Brief
Report how many lines contain "blandit". The answer is a single number.

[Dataset entries]

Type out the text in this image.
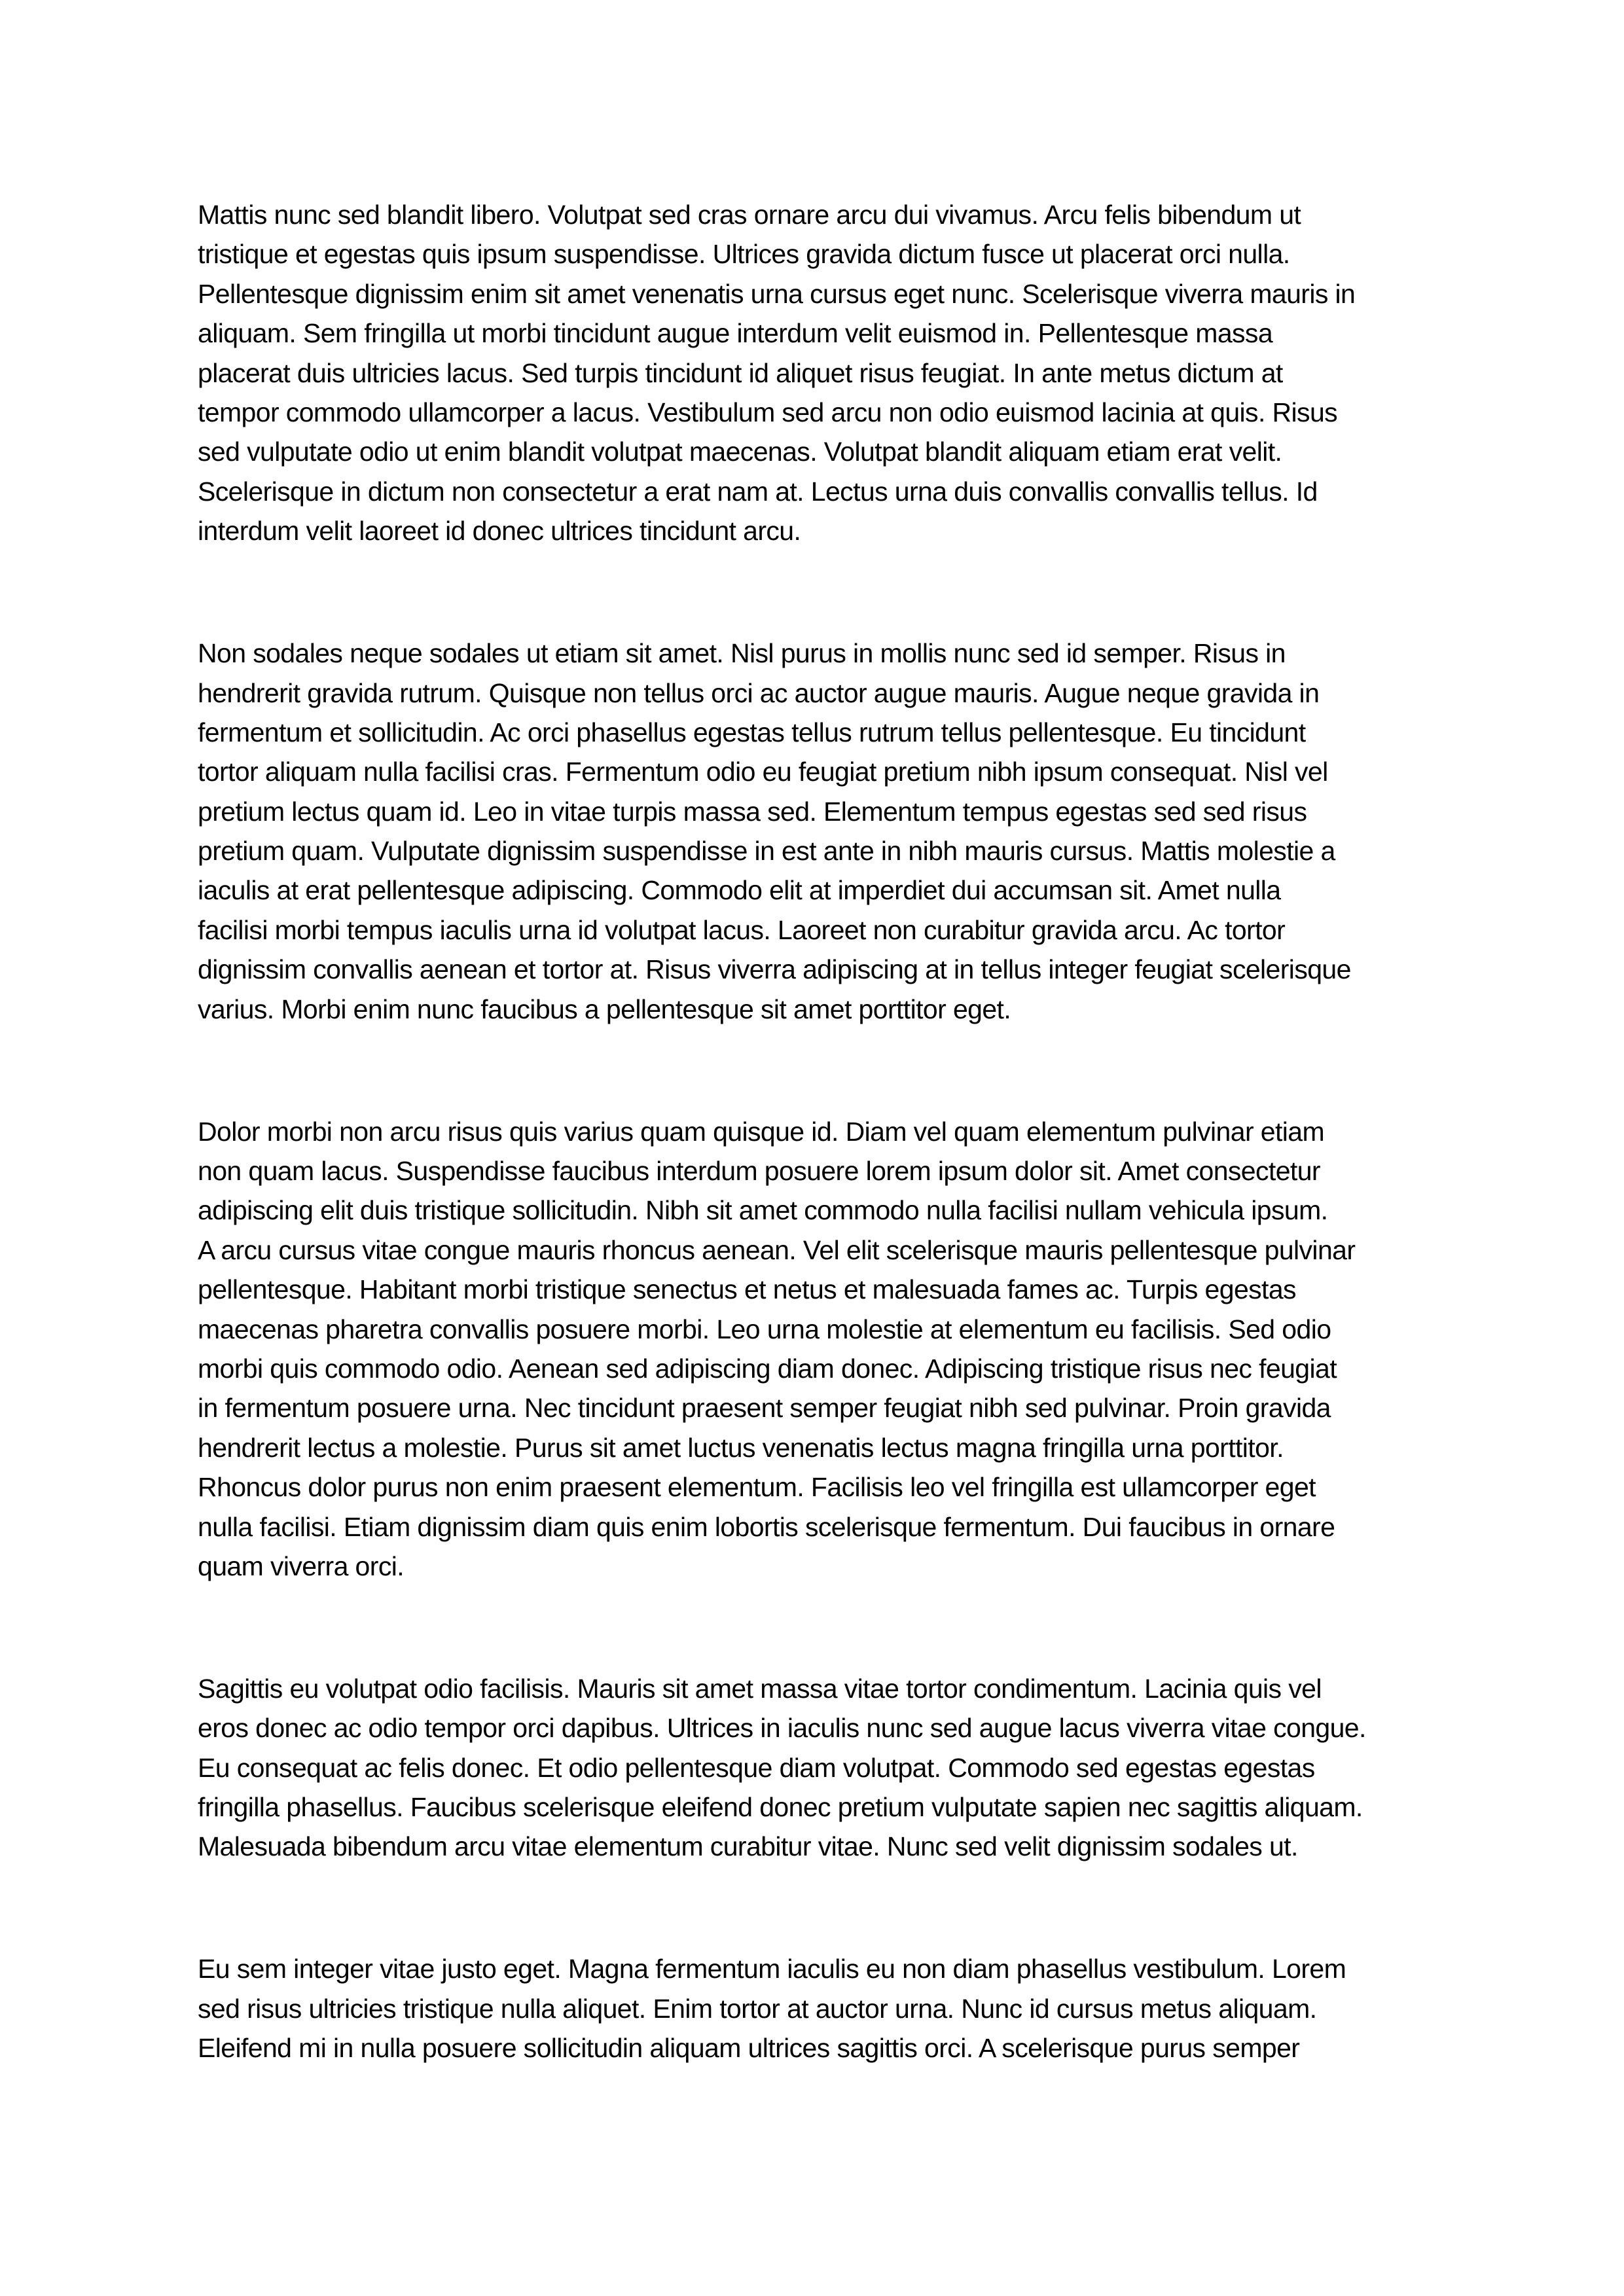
Mattis nunc sed blandit libero. Volutpat sed cras ornare arcu dui vivamus. Arcu felis bibendum ut
tristique et egestas quis ipsum suspendisse. Ultrices gravida dictum fusce ut placerat orci nulla.
Pellentesque dignissim enim sit amet venenatis urna cursus eget nunc. Scelerisque viverra mauris in
aliquam. Sem fringilla ut morbi tincidunt augue interdum velit euismod in. Pellentesque massa
placerat duis ultricies lacus. Sed turpis tincidunt id aliquet risus feugiat. In ante metus dictum at
tempor commodo ullamcorper a lacus. Vestibulum sed arcu non odio euismod lacinia at quis. Risus
sed vulputate odio ut enim blandit volutpat maecenas. Volutpat blandit aliquam etiam erat velit.
Scelerisque in dictum non consectetur a erat nam at. Lectus urna duis convallis convallis tellus. Id
interdum velit laoreet id donec ultrices tincidunt arcu.

Non sodales neque sodales ut etiam sit amet. Nisl purus in mollis nunc sed id semper. Risus in
hendrerit gravida rutrum. Quisque non tellus orci ac auctor augue mauris. Augue neque gravida in
fermentum et sollicitudin. Ac orci phasellus egestas tellus rutrum tellus pellentesque. Eu tincidunt
tortor aliquam nulla facilisi cras. Fermentum odio eu feugiat pretium nibh ipsum consequat. Nisl vel
pretium lectus quam id. Leo in vitae turpis massa sed. Elementum tempus egestas sed sed risus
pretium quam. Vulputate dignissim suspendisse in est ante in nibh mauris cursus. Mattis molestie a
iaculis at erat pellentesque adipiscing. Commodo elit at imperdiet dui accumsan sit. Amet nulla
facilisi morbi tempus iaculis urna id volutpat lacus. Laoreet non curabitur gravida arcu. Ac tortor
dignissim convallis aenean et tortor at. Risus viverra adipiscing at in tellus integer feugiat scelerisque
varius. Morbi enim nunc faucibus a pellentesque sit amet porttitor eget.

Dolor morbi non arcu risus quis varius quam quisque id. Diam vel quam elementum pulvinar etiam
non quam lacus. Suspendisse faucibus interdum posuere lorem ipsum dolor sit. Amet consectetur
adipiscing elit duis tristique sollicitudin. Nibh sit amet commodo nulla facilisi nullam vehicula ipsum.
A arcu cursus vitae congue mauris rhoncus aenean. Vel elit scelerisque mauris pellentesque pulvinar
pellentesque. Habitant morbi tristique senectus et netus et malesuada fames ac. Turpis egestas
maecenas pharetra convallis posuere morbi. Leo urna molestie at elementum eu facilisis. Sed odio
morbi quis commodo odio. Aenean sed adipiscing diam donec. Adipiscing tristique risus nec feugiat
in fermentum posuere urna. Nec tincidunt praesent semper feugiat nibh sed pulvinar. Proin gravida
hendrerit lectus a molestie. Purus sit amet luctus venenatis lectus magna fringilla urna porttitor.
Rhoncus dolor purus non enim praesent elementum. Facilisis leo vel fringilla est ullamcorper eget
nulla facilisi. Etiam dignissim diam quis enim lobortis scelerisque fermentum. Dui faucibus in ornare
quam viverra orci.

Sagittis eu volutpat odio facilisis. Mauris sit amet massa vitae tortor condimentum. Lacinia quis vel
eros donec ac odio tempor orci dapibus. Ultrices in iaculis nunc sed augue lacus viverra vitae congue.
Eu consequat ac felis donec. Et odio pellentesque diam volutpat. Commodo sed egestas egestas
fringilla phasellus. Faucibus scelerisque eleifend donec pretium vulputate sapien nec sagittis aliquam.
Malesuada bibendum arcu vitae elementum curabitur vitae. Nunc sed velit dignissim sodales ut.

Eu sem integer vitae justo eget. Magna fermentum iaculis eu non diam phasellus vestibulum. Lorem
sed risus ultricies tristique nulla aliquet. Enim tortor at auctor urna. Nunc id cursus metus aliquam.
Eleifend mi in nulla posuere sollicitudin aliquam ultrices sagittis orci. A scelerisque purus semper
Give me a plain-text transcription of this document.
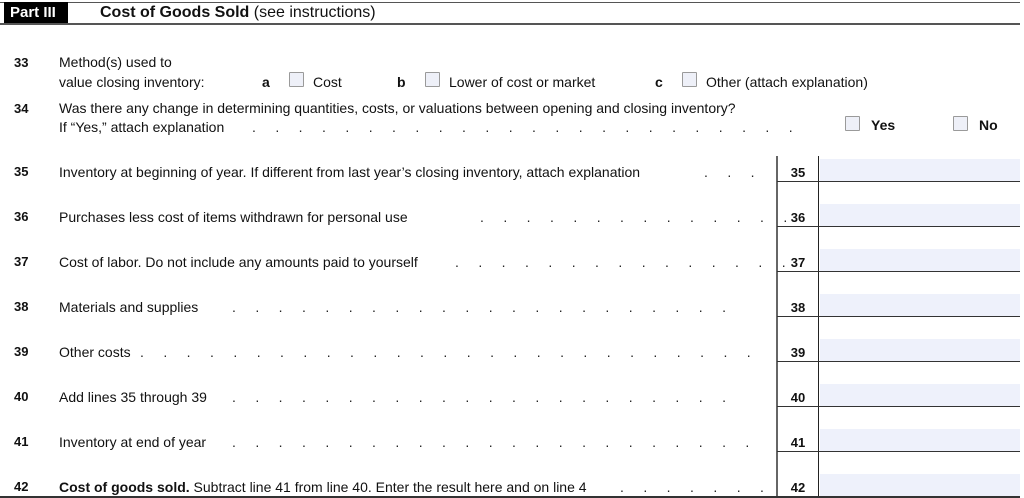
Part III	Cost of Goods Sold (see instructions)
33	Method(s) used to
value closing inventory:	a	Cost	b	Lower of cost or market	c	Other (attach explanation)
34	Was there any change in determining quantities, costs, or valuations between opening and closing inventory?
If “Yes,” attach explanation .     .     .     .     .     .     .     .     .     .     .     .     .     .     .     .     .     .     .     .     .     .     .     .	Yes	No
35	Inventory at beginning of year. If different from last year’s closing inventory, attach explanation	.     .     .	35
36	Purchases less cost of items withdrawn for personal use	.     .     .     .     .     .     .     .     .     .     .     .     .     . 36
37	Cost of labor. Do not include any amounts paid to yourself	.     .     .     .     .     .     .     .     .     .     .     .     .     .     . 37
38	Materials and supplies .     .     .     .     .     .     .     .     .     .     .     .     .     .     .     .     .     .     .     .     .     .	38
39	Other costs .     .     .     .     .     .     .     .     .     .     .     .     .     .     .     .     .     .     .     .     .     .     .     .     .     .     .	39
40	Add lines 35 through 39 .     .     .     .     .     .     .     .     .     .     .     .     .     .     .     .     .     .     .     .     .     .	40
41	Inventory at end of year .     .     .     .     .     .     .     .     .     .     .     .     .     .     .     .     .     .     .     .     .     .     .	41
42	Cost of goods sold. Subtract line 41 from line 40. Enter the result here and on line 4 .     .     .     .     .     .     .	42
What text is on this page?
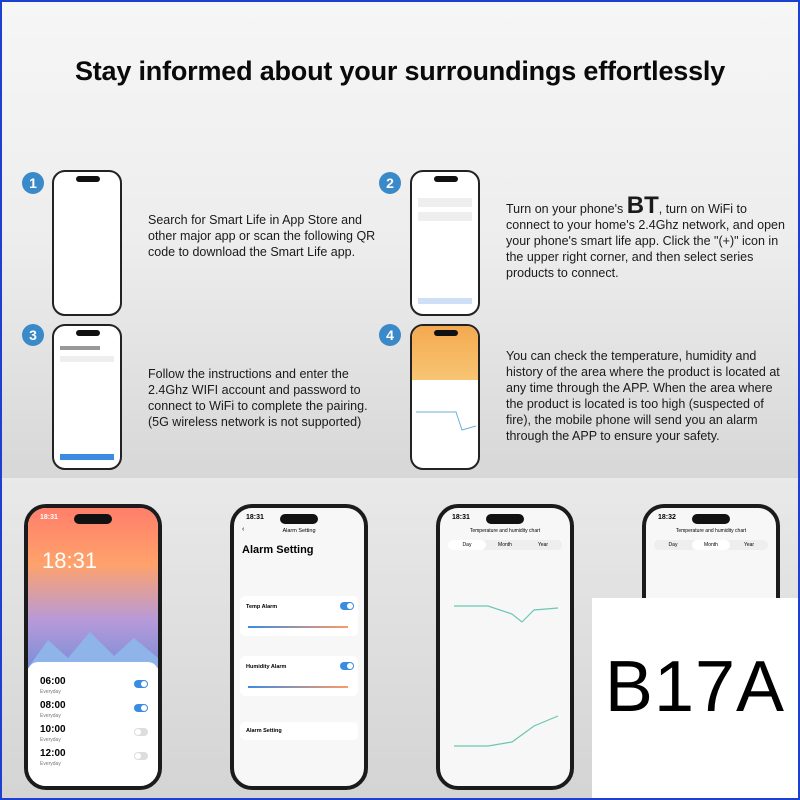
Stay informed about your surroundings effortlessly
1
Search for Smart Life in App Store and other major app or scan the following QR code to download the Smart Life app.
2
Turn on your phone's BT, turn on WiFi to connect to your home's 2.4Ghz network, and open your phone's smart life app. Click the "(+)" icon in the upper right corner, and then select series products to connect.
3
Follow the instructions and enter the 2.4Ghz WIFI account and password to connect to WiFi to complete the pairing. (5G wireless network is not supported)
4
You can check the temperature, humidity and history of the area where the product is located at any time through the APP. When the area where the product is located is too high (suspected of fire), the mobile phone will send you an alarm through the APP to ensure your safety.
18:31
18:31
06:00
Everyday
08:00
Everyday
10:00
Everyday
12:00
Everyday
18:31
‹	Alarm Setting
Alarm Setting
Temp Alarm
Humidity Alarm
Alarm Setting
18:31
Temperature and humidity chart
Day	Month	Year
18:32
Temperature and humidity chart
Day	Month	Year
B17A
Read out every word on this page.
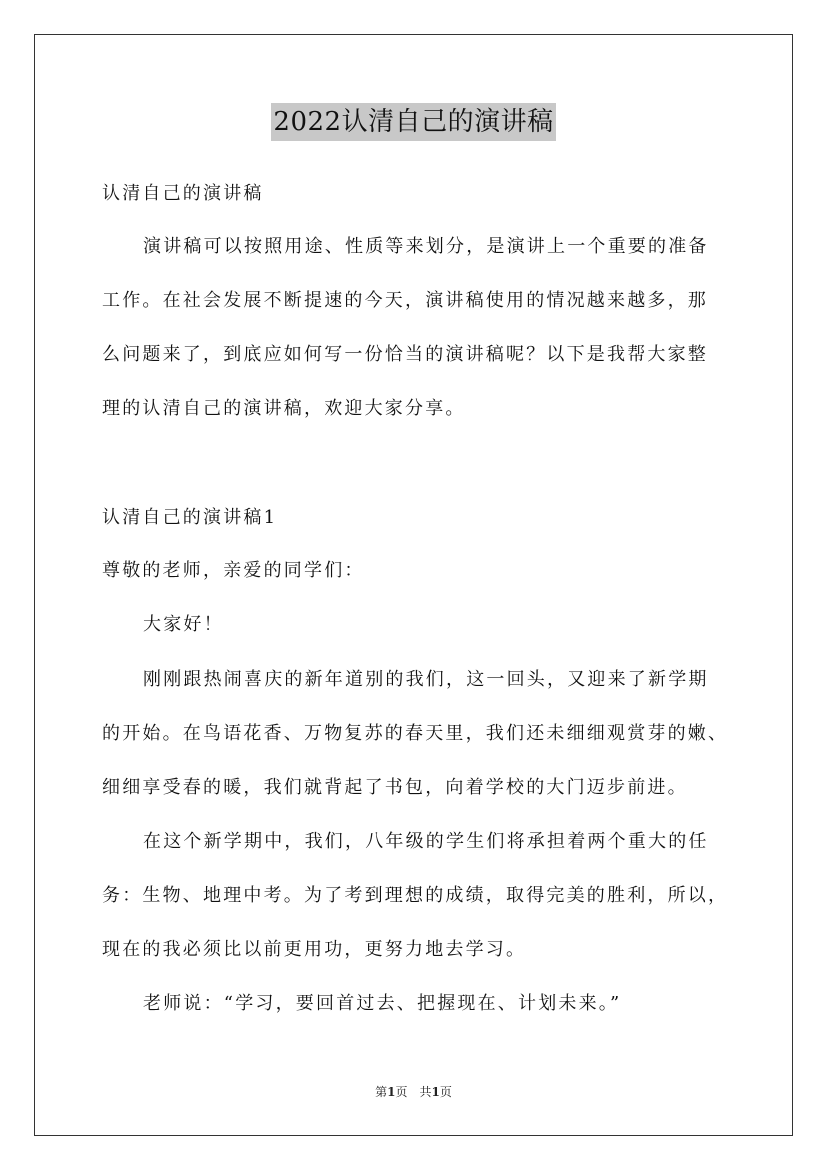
2022认清自己的演讲稿
认清自己的演讲稿
演讲稿可以按照用途、性质等来划分，是演讲上一个重要的准备
工作。在社会发展不断提速的今天，演讲稿使用的情况越来越多，那
么问题来了，到底应如何写一份恰当的演讲稿呢？以下是我帮大家整
理的认清自己的演讲稿，欢迎大家分享。
认清自己的演讲稿1
尊敬的老师，亲爱的同学们：
大家好！
刚刚跟热闹喜庆的新年道别的我们，这一回头，又迎来了新学期
的开始。在鸟语花香、万物复苏的春天里，我们还未细细观赏芽的嫩、
细细享受春的暖，我们就背起了书包，向着学校的大门迈步前进。
在这个新学期中，我们，八年级的学生们将承担着两个重大的任
务：生物、地理中考。为了考到理想的成绩，取得完美的胜利，所以，
现在的我必须比以前更用功，更努力地去学习。
老师说：“学习，要回首过去、把握现在、计划未来。”
第1页　共1页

Task output
2